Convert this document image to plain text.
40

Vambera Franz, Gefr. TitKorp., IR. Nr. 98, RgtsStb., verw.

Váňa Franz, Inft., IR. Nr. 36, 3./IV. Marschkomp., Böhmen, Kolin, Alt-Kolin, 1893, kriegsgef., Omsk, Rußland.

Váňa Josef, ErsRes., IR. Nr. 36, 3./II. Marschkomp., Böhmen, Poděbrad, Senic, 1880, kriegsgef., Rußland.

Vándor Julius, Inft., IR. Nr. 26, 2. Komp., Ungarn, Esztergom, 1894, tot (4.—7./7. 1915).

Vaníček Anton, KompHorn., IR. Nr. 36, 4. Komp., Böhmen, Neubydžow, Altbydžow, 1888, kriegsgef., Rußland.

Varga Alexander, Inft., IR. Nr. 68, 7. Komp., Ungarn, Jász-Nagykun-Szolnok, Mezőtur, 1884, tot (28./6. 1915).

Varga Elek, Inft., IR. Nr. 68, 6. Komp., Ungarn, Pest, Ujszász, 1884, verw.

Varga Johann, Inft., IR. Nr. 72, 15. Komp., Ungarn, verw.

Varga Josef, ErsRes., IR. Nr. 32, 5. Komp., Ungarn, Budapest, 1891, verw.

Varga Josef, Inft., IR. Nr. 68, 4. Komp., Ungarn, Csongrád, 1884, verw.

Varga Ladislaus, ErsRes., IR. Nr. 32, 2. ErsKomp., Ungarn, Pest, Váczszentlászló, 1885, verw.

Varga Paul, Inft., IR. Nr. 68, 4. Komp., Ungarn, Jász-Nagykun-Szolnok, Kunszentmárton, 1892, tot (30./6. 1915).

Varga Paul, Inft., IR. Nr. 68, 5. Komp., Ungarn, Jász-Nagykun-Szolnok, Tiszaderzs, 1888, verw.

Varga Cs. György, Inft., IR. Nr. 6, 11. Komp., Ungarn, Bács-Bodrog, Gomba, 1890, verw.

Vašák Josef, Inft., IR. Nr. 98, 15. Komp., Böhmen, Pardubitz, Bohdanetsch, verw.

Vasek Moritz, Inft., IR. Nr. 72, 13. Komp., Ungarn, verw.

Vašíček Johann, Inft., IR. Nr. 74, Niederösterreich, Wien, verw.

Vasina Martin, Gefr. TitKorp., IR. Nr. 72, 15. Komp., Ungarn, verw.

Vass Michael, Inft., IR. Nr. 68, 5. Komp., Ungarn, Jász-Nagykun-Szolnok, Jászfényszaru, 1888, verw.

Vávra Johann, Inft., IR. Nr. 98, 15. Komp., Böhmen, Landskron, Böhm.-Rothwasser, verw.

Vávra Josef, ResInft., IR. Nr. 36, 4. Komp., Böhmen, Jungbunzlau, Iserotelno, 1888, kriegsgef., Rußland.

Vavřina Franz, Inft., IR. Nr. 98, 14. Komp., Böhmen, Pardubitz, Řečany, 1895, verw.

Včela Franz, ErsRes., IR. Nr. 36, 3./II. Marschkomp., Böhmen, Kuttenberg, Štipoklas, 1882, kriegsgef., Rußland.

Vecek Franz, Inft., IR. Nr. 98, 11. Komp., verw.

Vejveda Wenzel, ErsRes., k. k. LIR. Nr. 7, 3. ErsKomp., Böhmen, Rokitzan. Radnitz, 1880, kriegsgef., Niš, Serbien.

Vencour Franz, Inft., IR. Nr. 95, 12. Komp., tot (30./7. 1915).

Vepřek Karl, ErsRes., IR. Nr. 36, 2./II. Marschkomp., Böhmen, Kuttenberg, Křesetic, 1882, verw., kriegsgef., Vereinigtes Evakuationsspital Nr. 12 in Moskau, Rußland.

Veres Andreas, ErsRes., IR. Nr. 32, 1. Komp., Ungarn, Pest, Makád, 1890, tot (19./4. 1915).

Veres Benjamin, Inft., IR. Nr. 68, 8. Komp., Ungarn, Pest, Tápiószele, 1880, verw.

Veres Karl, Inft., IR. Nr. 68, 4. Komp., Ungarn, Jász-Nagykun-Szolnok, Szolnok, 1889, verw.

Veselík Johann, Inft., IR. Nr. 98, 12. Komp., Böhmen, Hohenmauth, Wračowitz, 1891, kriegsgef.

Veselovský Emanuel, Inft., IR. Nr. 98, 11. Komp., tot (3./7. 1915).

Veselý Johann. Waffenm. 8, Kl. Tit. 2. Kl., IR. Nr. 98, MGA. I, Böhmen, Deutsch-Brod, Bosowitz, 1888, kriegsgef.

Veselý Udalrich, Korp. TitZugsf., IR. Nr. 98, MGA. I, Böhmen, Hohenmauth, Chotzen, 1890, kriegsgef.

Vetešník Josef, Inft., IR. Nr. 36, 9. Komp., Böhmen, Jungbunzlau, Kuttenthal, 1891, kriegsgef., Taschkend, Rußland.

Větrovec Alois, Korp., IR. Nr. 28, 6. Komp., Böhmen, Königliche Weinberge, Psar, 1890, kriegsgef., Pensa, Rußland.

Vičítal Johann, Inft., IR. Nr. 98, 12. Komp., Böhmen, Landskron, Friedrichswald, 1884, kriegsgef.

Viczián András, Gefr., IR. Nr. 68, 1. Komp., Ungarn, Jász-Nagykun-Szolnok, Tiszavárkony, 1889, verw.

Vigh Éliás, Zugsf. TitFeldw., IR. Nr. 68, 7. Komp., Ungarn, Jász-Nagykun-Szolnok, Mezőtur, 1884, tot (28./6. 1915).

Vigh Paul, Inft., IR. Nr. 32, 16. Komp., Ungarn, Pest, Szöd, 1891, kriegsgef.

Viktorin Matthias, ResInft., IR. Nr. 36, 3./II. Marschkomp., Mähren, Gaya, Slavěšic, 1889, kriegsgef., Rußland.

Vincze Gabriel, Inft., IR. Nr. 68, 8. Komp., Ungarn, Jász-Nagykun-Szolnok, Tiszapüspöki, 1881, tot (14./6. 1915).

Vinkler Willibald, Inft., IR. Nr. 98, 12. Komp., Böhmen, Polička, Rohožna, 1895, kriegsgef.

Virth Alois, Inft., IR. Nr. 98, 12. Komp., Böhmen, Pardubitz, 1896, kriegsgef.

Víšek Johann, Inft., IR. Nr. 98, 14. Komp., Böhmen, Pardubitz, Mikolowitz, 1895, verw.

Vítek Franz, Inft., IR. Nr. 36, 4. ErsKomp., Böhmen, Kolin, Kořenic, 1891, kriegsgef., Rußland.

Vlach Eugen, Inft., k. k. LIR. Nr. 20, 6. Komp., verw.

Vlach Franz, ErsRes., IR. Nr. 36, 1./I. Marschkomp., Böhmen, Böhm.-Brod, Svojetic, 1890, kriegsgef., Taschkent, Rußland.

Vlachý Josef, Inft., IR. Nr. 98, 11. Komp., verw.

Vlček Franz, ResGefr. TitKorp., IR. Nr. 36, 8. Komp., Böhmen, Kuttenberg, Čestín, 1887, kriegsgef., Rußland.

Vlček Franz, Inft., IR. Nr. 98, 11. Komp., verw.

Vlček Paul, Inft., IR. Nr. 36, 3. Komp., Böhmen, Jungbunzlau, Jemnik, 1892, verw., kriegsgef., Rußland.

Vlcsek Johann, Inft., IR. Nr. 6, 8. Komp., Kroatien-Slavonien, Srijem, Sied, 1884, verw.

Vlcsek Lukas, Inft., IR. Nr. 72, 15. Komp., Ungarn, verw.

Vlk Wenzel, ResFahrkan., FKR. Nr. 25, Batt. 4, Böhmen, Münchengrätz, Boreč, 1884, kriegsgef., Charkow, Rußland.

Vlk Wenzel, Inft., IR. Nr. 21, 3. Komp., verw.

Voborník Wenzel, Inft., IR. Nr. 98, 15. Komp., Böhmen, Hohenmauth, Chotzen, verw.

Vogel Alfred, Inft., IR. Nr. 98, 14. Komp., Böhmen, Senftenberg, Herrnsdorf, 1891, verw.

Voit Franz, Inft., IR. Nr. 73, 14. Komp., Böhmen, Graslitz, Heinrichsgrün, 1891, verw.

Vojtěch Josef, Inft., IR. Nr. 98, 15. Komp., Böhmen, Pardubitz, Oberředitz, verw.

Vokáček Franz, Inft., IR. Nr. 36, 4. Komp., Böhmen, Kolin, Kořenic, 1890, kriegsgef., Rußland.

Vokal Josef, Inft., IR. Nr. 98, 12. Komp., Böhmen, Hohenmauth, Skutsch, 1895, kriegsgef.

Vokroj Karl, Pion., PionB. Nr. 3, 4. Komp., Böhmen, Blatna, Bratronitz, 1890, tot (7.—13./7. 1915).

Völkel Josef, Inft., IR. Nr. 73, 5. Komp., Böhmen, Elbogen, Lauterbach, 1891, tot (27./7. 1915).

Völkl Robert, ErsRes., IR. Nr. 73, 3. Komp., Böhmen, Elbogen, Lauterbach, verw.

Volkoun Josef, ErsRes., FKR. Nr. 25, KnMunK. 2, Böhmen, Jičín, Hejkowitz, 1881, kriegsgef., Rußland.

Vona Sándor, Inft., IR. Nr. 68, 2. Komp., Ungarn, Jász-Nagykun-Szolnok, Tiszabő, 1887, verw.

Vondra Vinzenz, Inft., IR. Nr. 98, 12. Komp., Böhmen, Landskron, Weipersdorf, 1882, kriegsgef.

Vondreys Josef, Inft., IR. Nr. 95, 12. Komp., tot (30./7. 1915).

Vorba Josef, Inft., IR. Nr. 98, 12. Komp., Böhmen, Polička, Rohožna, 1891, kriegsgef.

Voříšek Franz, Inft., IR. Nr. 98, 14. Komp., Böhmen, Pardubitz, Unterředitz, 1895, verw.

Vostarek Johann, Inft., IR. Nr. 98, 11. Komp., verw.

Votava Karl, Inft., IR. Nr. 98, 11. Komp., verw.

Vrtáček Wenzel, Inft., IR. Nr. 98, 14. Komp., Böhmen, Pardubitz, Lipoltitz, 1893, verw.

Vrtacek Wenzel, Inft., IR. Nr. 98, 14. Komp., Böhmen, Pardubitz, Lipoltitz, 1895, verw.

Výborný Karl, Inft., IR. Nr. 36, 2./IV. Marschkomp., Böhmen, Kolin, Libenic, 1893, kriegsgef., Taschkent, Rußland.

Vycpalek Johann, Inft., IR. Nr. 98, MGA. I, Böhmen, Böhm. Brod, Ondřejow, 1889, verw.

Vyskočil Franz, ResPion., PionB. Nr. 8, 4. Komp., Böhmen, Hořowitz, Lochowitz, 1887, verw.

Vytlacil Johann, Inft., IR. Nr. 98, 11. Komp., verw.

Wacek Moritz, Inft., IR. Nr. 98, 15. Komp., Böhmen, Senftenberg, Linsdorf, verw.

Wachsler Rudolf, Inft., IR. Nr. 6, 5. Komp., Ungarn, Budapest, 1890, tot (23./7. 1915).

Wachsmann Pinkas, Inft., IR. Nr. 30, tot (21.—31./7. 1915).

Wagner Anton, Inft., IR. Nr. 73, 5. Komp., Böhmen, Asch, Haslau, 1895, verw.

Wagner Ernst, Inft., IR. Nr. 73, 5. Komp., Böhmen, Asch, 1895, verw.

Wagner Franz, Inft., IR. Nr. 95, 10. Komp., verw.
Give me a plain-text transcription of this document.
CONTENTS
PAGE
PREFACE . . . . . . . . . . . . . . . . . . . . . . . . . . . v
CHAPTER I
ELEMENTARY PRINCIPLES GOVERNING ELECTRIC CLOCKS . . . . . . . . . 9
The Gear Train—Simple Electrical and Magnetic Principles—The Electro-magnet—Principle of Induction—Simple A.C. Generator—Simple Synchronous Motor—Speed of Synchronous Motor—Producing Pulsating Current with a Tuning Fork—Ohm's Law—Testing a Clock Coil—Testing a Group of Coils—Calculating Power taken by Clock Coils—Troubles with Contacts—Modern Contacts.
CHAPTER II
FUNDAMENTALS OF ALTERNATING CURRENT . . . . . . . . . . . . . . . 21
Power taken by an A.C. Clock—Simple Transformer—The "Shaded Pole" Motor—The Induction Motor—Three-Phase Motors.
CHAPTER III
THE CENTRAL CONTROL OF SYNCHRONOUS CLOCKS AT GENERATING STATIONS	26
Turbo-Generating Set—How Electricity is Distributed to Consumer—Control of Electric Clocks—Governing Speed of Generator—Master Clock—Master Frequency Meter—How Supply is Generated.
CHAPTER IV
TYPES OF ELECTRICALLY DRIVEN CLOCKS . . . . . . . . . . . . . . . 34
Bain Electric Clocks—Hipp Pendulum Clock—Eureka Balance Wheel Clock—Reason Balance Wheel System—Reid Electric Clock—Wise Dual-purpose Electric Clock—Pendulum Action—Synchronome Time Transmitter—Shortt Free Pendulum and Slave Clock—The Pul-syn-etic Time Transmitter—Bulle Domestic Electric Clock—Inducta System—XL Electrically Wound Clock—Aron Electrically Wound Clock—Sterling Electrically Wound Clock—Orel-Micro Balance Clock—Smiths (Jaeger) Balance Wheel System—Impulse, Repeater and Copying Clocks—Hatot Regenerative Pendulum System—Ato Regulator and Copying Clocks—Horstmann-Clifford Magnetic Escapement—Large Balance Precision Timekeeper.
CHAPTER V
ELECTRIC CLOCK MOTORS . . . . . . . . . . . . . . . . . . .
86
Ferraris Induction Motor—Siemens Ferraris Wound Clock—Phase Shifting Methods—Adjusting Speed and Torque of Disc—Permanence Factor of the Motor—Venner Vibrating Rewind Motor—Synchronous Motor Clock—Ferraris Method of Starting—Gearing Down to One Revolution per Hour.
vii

━━━━━━━━━━━━━━━━━━━━━━━━━━━━━━

Instructions to follow:
Extract all lines of the records above that include "TitKorp".

Task output:
Vambera Franz, Gefr. TitKorp., IR. Nr. 98, RgtsStb., verw.
Vasina Martin, Gefr. TitKorp., IR. Nr. 72, 15. Komp., Ungarn, verw.
Vlček Franz, ResGefr. TitKorp., IR. Nr. 36, 8. Komp., Böhmen, Kuttenberg, Čestín, 1887, kriegsgef., Rußland.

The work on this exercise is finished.